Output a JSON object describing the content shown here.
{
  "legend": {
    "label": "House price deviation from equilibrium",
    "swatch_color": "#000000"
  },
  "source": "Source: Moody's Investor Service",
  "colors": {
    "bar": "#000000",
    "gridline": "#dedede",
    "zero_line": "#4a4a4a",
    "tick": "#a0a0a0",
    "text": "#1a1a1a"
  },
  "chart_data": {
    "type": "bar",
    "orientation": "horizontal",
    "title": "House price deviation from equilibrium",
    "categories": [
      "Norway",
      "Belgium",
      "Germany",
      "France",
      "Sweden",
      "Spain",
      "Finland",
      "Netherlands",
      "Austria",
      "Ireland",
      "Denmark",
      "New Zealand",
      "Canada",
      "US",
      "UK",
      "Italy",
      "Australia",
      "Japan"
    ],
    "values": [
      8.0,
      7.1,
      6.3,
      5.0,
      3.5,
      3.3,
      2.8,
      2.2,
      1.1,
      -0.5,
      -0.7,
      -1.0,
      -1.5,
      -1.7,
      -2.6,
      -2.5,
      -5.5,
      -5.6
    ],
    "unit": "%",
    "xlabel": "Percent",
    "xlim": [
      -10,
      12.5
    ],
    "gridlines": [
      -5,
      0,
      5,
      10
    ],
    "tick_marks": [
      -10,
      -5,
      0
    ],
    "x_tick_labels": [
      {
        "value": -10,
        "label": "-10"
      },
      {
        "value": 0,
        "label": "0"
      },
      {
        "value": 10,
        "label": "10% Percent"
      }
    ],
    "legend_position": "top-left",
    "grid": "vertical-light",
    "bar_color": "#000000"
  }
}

——

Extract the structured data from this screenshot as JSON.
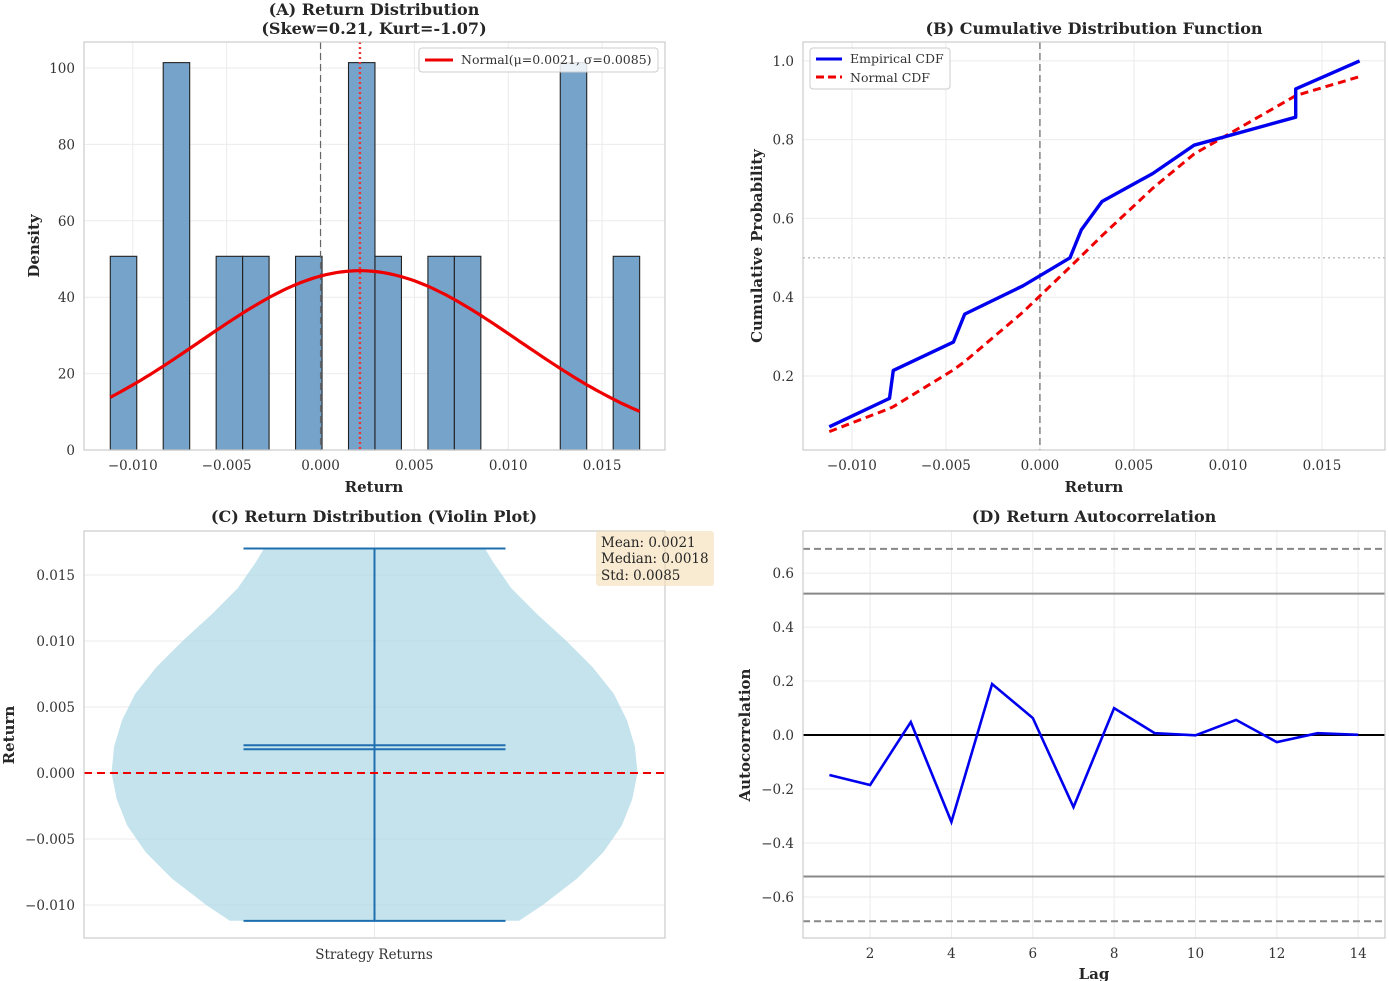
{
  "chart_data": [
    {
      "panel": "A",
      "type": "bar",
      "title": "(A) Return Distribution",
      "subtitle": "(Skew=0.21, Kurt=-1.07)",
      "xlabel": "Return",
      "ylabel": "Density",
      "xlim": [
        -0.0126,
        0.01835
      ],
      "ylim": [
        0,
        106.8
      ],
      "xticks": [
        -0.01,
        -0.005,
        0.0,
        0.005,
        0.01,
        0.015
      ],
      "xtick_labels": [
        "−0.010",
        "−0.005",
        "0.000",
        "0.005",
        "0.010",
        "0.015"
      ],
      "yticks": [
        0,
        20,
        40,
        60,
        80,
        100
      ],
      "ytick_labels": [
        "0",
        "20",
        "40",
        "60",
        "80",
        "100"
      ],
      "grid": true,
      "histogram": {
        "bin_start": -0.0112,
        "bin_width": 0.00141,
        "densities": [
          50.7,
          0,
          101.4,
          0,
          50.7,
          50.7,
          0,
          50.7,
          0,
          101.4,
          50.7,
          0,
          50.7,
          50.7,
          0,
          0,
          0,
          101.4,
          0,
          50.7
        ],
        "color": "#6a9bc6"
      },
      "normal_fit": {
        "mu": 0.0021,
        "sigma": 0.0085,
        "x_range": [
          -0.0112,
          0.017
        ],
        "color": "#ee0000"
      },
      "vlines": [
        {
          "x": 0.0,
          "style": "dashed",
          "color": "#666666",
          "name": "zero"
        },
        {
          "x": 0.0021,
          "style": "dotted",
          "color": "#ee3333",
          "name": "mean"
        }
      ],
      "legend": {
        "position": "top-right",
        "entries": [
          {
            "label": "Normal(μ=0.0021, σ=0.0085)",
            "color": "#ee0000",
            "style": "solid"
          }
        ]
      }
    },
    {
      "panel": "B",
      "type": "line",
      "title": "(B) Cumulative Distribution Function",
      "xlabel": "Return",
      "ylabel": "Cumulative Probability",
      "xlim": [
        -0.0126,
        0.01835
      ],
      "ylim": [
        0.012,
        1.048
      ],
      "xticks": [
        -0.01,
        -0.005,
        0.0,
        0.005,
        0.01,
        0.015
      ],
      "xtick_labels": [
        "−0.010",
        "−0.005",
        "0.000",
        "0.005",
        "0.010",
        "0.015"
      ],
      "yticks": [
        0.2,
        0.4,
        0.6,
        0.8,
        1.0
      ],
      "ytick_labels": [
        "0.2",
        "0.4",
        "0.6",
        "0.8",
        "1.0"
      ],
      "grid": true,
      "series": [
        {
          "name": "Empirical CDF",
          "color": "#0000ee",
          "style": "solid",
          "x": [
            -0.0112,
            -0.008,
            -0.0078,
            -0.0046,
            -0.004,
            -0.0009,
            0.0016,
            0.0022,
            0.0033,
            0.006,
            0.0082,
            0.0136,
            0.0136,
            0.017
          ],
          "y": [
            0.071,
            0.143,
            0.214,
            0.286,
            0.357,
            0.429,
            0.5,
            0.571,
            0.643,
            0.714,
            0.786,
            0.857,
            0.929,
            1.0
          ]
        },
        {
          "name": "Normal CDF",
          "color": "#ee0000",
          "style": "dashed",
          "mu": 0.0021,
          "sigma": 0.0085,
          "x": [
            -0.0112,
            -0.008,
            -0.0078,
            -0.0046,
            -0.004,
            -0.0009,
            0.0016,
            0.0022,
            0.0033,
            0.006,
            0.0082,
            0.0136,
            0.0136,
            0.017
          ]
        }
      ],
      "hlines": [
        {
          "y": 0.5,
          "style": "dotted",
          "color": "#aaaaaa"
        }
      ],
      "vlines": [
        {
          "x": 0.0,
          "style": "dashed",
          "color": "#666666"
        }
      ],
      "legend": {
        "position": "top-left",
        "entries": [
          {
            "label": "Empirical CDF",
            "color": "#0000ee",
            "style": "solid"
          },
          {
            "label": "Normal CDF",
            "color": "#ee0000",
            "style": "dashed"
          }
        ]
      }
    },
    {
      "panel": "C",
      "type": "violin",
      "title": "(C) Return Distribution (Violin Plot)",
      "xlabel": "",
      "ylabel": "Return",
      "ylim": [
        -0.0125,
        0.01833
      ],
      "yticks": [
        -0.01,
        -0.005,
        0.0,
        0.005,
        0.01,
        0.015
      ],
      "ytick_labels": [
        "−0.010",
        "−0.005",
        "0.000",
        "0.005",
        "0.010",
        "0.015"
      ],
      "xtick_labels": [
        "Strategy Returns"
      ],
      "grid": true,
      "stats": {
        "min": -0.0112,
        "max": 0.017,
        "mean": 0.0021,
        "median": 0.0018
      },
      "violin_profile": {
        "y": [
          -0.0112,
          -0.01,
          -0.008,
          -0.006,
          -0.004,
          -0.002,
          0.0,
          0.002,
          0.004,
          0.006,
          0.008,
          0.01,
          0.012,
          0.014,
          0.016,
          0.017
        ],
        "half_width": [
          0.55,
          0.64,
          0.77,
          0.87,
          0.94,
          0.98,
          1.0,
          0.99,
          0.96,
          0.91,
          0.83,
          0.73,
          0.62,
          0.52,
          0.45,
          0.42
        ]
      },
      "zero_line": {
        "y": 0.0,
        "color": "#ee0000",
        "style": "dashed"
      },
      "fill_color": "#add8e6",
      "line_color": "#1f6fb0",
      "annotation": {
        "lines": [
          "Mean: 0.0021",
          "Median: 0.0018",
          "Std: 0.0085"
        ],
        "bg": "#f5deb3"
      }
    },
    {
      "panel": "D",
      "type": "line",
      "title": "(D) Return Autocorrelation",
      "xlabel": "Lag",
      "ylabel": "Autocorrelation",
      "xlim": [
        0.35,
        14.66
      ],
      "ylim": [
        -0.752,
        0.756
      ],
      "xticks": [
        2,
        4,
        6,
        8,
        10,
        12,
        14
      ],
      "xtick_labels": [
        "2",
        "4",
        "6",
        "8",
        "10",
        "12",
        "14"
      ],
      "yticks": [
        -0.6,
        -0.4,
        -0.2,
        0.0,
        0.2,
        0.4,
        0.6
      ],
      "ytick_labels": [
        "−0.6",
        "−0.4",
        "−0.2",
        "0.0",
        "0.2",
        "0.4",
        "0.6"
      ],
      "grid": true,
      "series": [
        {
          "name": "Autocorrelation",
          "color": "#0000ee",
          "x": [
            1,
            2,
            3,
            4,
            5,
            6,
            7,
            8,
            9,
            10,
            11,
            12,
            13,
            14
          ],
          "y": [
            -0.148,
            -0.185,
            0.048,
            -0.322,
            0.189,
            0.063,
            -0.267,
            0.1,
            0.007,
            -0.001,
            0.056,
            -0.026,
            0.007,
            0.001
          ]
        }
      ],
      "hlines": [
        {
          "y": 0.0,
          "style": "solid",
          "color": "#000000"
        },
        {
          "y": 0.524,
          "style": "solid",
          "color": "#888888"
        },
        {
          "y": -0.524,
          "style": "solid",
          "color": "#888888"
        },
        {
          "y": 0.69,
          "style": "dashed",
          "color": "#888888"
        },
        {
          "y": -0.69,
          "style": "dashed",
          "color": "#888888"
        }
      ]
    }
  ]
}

——

PROBLEM TO WORK ON:
Report how many lines in the listing include the word "House". Give nothing but the count.

RESULT OF THIS EXERCISE:
2